- _Task objective_
What is the count of lines that hold the word "title"? Give only the number.

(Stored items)
BEGIN

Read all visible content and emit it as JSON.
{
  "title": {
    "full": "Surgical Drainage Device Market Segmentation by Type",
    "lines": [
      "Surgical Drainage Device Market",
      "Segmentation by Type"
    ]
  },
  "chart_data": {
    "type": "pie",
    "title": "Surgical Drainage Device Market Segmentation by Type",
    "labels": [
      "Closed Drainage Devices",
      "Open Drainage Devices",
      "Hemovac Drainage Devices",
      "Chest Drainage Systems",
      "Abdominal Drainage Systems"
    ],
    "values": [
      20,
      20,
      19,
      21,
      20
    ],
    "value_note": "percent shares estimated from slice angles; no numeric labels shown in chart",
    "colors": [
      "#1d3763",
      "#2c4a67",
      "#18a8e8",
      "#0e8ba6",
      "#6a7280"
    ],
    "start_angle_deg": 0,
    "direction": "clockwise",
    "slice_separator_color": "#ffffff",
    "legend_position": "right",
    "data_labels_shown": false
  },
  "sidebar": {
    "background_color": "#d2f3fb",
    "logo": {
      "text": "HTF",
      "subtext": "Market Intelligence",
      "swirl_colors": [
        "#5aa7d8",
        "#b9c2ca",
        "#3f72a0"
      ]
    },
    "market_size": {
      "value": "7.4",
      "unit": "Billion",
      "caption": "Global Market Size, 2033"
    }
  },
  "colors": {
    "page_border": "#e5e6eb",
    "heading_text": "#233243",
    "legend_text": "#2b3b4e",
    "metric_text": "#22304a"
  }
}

END

- _Exercise solution_
2